Segment Start: Given text

Greek Prime Minister George Papandreou. (Photo: Prime Minister of Greece / Flickr)

Little did the Greek people know when “socialist” prime minister George Papandreou, back in June 2010, in one of his notorious speeches proclaimed the “revolution of the self-evident,”[1] that he was creating a new semantic field both for what is considered “revolutionary” and for “self-evidence.”

Fifteen months later, Greek society and the entire world witness a tour de force in the theater of the political absurd, where the only “self-evidence” is that Greece plays the leading role in an unprecedented financial and political experiment. But there's a spoiler: the lead role hero dies at the end of the play. In the Greek prime minister's dictionary, “revolution of the self-evident” means impunity for politicians, former ministers and other high-power public figures who have been involved in economic scandals and public money squandering, ongoing political corruption, increasing militarization of the country, total repression of dissent and criminalization of public space, welfare and protection for the rich, despair and “sacrifice” – as it is euphemistically called – for Greek working people, privatization of public services, the selling off of natural resources, and the “revolutionary” list goes on.

The tool for this new “revolution” is the politics of submission: Greece's submission to international markets, speculators and money sharks, Greeks' submission to new austerity measures in the name of progress, media submission to the official government line, the prime minister's cabinet's submission to the International Monetary Fund (IMF) and the European Central Bank (ECB), people's minds' submission to the “self-evident.”

Re-appropriating and distorting the word “revolution,” the government set the stage for the most neoliberal, antisocial and authoritarian policies the country has ever witnessed in its history (and Greece was under a colonels' dictatorship between 1967 and 1974). There is something to be said when the word “revolution” is used to signify the overthrow of democracy and the abolition of the constitution and of any justice principle.

Discursively, the “revolution of the self-evident” ushered in a new era. Antonio Gramsci would raise his eyebrows at such a glorious implementation of his “common sense” concept. The Greek government‘s regime of truth and its discourses are redefining what is “common good,” “public,” “country,” “progress,” and “sacrifice.”

How else can one explain that it is considered self-evident to make sacrifices and mortgage our people's future for the sake of optimizing capital accumulation and facilitating business interests? The language of common sense (or self-evidence, if you want) appears to be natural and works to justify policies, political decisions and practices that are largely designed to oppress, debase, stupidify and block dissent. The goal is for people to not only embrace this commonsensical, self-evident language, but, at the same time, to recreate and reproduce it along the same lines.

Beyond the discursive level, it has been a long, tormenting year of IMF/ECB occupation that emerged last May as the only solution for fiscal sustainability and “rescue” from national bankruptcy. Τhe government has not questioned the illegal and usurious debt that scourges the country and is largely the result of international financial gambling in the casino economy. In only one year, under the guidance of IMF officials, the ECB and the European Union – and adhering to unprecedented loan terms – the Greek social and welfare state has been collapsing through draconian cuts in wages and pensions, massive layoffs and the violation of vested rights, of labor laws and of collective bargaining rights.

Segment End: Given text

- _Task statement_
Reproduce word for word the stretch of the article on Greek austerity politics from "Beyond the discursive" through "collective bargaining rights.".

Segment Start: Entries provided

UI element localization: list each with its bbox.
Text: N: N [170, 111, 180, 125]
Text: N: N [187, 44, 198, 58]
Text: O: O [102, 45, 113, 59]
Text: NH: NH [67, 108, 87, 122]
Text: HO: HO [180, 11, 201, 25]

Segment End: Entries provided

- _Problem solution_
Beyond the discursive level, it has been a long, tormenting year of IMF/ECB occupation that emerged last May as the only solution for fiscal sustainability and “rescue” from national bankruptcy. Τhe government has not questioned the illegal and usurious debt that scourges the country and is largely the result of international financial gambling in the casino economy. In only one year, under the guidance of IMF officials, the ECB and the European Union – and adhering to unprecedented loan terms – the Greek social and welfare state has been collapsing through draconian cuts in wages and pensions, massive layoffs and the violation of vested rights, of labor laws and of collective bargaining rights.